__What to work on__: Look through the lines below and extract any with the word "screenshot".
____
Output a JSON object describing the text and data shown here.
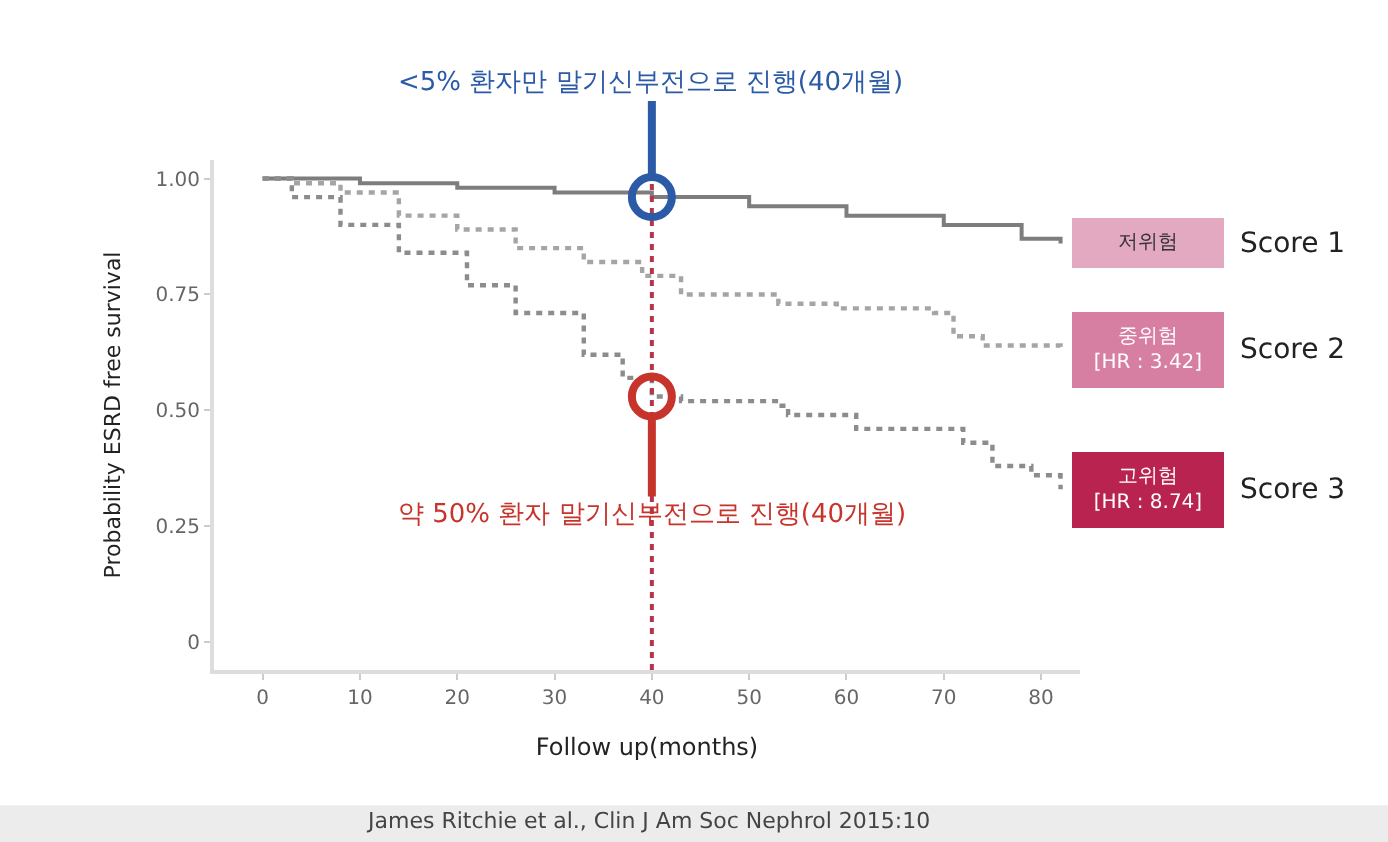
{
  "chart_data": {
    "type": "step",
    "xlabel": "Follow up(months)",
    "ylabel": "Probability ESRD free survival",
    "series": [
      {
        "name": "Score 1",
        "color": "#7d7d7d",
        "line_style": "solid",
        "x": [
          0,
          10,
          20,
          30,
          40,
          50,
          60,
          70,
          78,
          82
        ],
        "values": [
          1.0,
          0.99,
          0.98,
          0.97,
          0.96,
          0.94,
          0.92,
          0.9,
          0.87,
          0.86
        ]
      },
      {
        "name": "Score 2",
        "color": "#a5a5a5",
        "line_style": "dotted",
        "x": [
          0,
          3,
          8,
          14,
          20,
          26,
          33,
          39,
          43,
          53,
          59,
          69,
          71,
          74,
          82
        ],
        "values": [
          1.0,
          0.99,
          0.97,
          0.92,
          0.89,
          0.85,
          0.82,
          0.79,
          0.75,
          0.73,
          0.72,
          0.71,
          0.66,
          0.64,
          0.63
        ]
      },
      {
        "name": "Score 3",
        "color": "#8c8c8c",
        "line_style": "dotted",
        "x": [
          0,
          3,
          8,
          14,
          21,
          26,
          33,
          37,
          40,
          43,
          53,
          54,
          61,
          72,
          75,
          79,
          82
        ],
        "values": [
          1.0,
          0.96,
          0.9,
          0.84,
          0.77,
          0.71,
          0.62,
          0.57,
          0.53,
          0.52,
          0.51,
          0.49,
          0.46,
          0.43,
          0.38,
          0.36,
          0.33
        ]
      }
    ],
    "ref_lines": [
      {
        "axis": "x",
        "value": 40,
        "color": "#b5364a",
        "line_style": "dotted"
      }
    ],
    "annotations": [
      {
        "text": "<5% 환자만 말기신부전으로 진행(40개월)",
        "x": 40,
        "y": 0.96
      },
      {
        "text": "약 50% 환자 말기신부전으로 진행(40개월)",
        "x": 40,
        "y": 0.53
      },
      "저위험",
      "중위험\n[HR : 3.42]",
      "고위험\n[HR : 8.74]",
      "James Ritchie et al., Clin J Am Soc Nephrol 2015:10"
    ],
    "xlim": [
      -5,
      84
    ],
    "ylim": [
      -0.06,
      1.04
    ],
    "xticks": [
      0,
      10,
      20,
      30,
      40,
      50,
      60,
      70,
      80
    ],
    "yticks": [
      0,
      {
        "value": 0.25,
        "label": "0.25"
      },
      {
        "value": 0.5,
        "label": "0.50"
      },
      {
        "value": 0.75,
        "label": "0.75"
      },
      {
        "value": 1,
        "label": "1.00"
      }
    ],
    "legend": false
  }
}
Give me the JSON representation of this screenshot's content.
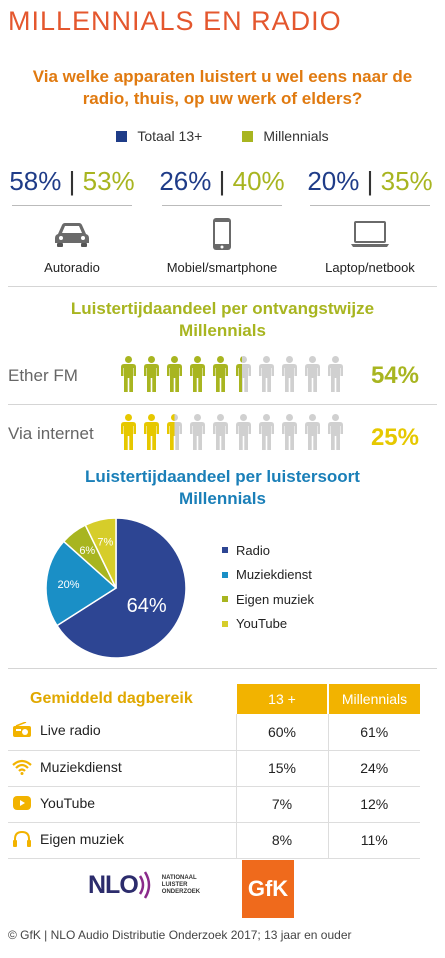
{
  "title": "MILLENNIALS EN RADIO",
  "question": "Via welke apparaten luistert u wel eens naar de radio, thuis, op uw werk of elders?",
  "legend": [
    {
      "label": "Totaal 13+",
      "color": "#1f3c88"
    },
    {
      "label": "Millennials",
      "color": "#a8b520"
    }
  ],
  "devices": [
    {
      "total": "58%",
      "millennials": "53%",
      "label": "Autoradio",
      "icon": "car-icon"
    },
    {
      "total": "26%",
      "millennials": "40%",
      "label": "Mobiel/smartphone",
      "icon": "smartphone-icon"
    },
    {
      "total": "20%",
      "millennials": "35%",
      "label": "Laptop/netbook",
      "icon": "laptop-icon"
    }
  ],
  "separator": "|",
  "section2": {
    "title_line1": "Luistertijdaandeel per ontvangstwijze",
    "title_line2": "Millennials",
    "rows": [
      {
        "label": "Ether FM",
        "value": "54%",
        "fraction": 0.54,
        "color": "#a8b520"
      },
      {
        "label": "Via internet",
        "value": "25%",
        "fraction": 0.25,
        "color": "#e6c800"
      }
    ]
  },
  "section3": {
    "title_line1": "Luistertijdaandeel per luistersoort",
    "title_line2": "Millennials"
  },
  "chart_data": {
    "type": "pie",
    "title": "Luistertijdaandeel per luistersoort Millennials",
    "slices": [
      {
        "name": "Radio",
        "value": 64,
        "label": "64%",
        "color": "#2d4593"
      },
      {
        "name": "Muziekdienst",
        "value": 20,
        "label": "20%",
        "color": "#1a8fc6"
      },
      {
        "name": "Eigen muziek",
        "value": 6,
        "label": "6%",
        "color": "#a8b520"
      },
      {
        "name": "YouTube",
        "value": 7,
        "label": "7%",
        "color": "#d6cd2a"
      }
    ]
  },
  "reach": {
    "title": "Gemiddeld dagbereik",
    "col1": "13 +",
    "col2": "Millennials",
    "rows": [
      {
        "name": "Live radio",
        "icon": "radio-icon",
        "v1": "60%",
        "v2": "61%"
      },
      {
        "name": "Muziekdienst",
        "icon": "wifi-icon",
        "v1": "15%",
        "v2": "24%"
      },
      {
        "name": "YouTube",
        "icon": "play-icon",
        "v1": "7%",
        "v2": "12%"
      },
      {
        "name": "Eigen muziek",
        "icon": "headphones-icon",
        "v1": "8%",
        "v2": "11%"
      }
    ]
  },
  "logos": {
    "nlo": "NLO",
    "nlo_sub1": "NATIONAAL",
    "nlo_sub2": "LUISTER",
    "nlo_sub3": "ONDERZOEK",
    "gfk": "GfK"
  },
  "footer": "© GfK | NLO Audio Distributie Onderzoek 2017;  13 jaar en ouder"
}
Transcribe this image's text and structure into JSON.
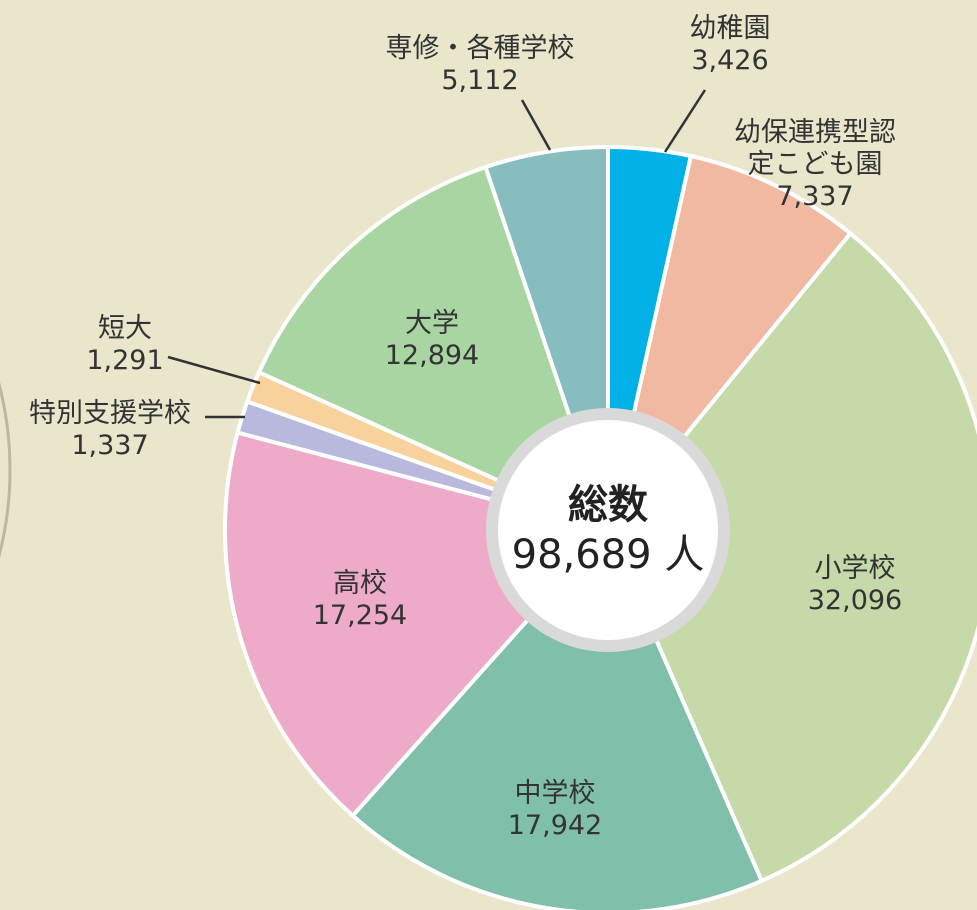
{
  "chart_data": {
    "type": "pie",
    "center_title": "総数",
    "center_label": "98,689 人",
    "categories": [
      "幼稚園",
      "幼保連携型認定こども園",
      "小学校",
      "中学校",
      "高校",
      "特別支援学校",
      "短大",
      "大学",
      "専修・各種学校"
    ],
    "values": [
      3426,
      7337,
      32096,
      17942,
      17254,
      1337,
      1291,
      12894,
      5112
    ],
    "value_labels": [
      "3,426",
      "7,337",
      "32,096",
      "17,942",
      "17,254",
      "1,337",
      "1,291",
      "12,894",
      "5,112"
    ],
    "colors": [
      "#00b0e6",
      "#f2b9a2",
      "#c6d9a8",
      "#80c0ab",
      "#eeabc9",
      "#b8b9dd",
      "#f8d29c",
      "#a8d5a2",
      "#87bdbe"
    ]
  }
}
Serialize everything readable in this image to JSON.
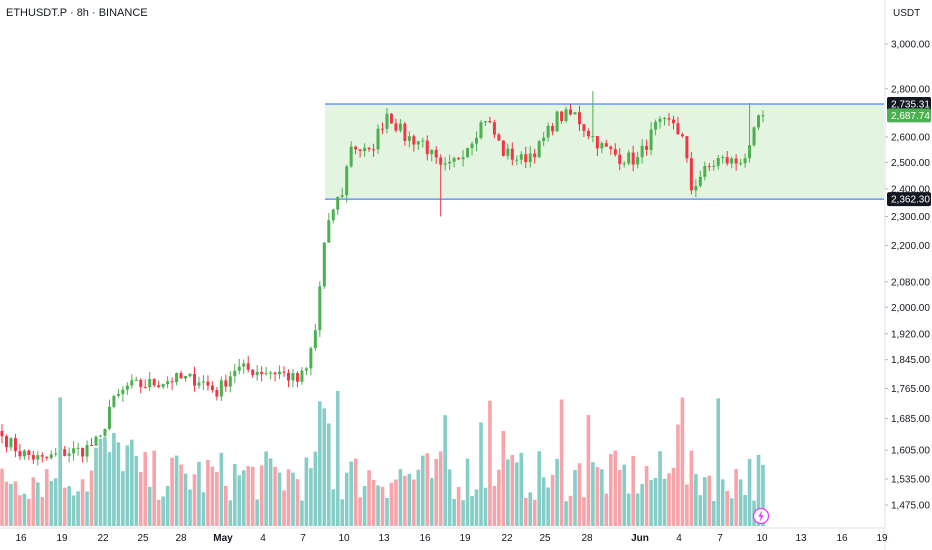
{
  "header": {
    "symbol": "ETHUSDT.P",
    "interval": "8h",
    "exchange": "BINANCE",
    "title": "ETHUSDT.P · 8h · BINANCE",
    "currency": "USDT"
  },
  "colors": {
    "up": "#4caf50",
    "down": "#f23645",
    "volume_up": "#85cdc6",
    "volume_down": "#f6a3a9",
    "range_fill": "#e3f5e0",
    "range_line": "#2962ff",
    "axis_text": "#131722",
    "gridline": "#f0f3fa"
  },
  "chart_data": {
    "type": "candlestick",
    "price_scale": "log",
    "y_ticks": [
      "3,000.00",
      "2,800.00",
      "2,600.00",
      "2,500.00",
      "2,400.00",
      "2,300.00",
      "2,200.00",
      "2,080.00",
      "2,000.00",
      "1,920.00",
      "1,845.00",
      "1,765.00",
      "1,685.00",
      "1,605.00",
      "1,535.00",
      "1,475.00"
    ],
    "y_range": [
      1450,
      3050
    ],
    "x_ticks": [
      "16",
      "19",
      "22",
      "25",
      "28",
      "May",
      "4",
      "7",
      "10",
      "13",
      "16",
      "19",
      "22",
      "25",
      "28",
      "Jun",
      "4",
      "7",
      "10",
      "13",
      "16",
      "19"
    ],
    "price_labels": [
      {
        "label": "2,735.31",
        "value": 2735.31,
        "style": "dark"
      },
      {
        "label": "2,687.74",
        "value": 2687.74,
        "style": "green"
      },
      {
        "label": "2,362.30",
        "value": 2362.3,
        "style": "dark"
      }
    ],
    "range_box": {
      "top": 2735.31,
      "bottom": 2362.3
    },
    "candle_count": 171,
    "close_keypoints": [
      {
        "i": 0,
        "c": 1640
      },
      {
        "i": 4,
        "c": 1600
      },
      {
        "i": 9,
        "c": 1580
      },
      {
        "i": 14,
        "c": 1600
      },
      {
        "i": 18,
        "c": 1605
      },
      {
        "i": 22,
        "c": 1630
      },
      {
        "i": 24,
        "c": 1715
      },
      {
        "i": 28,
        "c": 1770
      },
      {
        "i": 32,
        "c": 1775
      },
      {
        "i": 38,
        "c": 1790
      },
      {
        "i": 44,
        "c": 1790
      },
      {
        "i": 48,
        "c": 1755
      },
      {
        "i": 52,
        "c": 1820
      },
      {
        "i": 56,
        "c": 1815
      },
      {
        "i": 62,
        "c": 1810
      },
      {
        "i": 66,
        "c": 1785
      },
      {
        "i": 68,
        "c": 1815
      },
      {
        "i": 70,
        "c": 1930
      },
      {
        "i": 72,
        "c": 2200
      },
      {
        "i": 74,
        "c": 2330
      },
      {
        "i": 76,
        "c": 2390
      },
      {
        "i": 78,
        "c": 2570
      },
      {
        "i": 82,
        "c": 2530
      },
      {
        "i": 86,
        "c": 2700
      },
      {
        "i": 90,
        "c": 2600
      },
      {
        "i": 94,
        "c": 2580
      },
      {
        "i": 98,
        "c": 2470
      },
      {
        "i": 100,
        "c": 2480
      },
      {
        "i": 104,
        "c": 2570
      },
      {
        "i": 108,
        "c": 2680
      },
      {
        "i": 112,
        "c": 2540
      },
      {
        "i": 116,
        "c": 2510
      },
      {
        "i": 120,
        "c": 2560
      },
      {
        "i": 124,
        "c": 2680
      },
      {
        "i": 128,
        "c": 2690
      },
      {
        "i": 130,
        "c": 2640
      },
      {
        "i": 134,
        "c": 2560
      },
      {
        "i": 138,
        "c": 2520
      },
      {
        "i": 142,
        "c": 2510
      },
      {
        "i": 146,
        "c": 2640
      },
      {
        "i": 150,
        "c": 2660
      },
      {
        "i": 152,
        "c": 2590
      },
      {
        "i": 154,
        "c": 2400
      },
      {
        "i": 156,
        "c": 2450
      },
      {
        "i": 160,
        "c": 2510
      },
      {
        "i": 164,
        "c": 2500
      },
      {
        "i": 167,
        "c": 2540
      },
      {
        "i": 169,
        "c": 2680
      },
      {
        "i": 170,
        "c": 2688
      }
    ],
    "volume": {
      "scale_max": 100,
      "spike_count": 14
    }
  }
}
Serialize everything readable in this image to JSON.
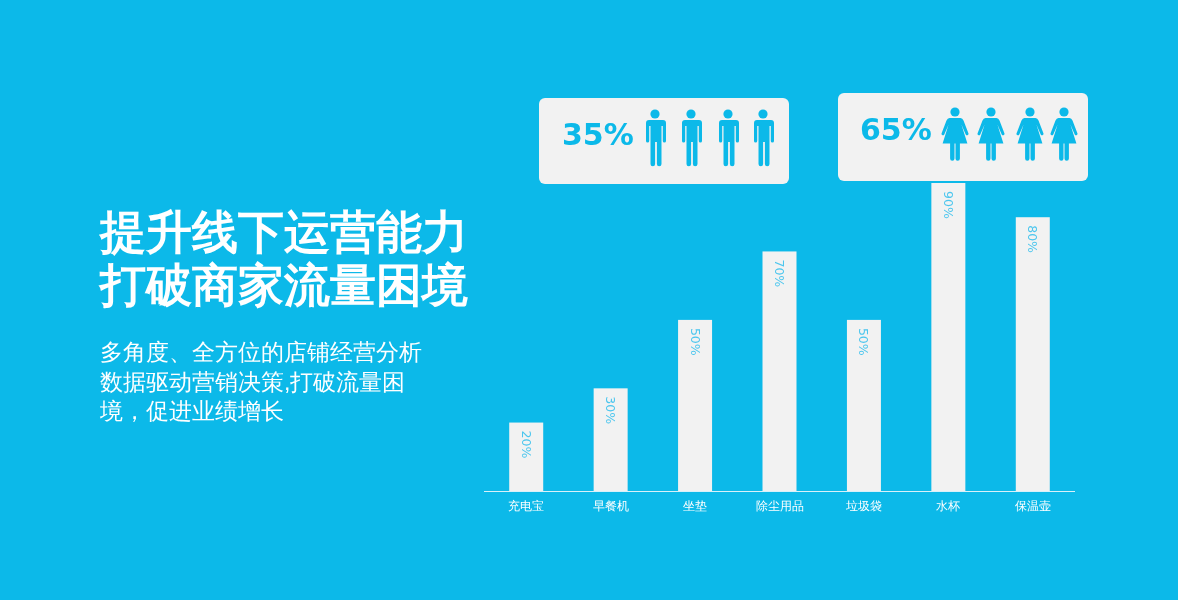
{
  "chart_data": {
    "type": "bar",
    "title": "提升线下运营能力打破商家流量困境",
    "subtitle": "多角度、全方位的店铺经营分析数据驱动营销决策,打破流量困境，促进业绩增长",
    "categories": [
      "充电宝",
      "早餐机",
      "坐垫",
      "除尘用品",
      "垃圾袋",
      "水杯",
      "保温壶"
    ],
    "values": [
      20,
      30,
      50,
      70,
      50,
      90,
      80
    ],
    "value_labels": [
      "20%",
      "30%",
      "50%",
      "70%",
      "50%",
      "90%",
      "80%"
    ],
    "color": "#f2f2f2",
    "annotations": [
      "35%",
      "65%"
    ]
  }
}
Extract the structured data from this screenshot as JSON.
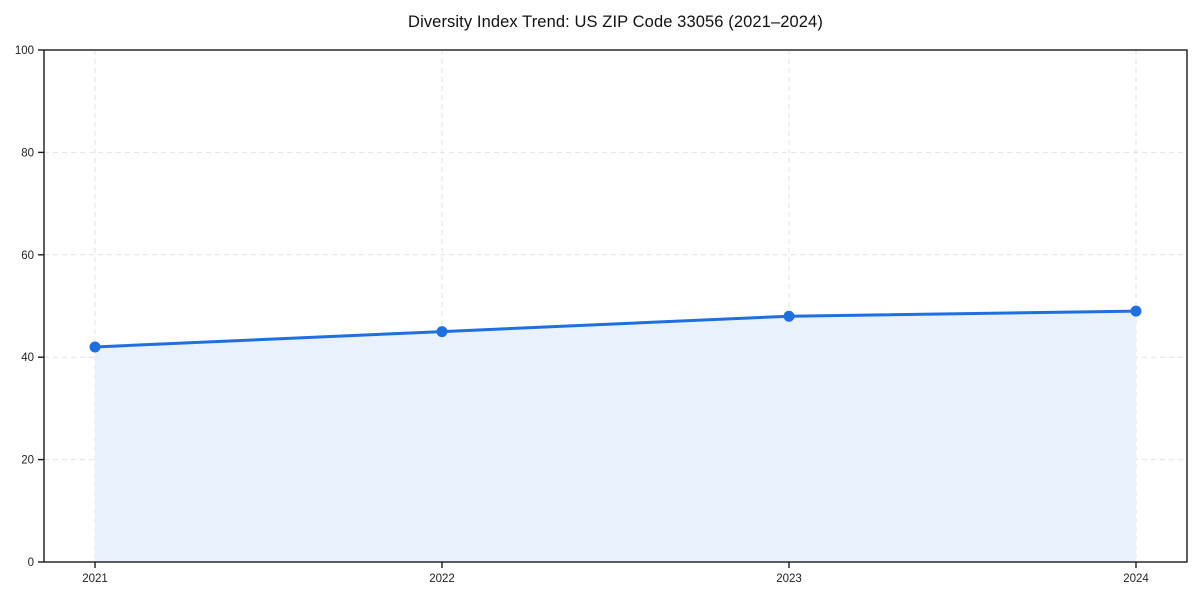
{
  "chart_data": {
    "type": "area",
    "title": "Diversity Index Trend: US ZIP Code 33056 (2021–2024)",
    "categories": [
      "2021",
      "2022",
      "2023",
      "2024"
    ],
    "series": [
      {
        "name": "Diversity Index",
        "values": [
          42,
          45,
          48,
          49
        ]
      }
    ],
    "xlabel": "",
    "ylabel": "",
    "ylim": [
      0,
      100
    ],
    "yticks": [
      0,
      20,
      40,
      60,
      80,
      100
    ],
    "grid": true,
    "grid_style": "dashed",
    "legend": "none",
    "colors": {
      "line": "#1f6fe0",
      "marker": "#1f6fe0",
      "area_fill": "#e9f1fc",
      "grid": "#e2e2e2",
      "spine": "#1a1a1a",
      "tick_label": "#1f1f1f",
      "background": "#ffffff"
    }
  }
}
____
__Task solution__:
Give me the JSON representation of this screenshot's content.
Extract the structured data from this screenshot as JSON.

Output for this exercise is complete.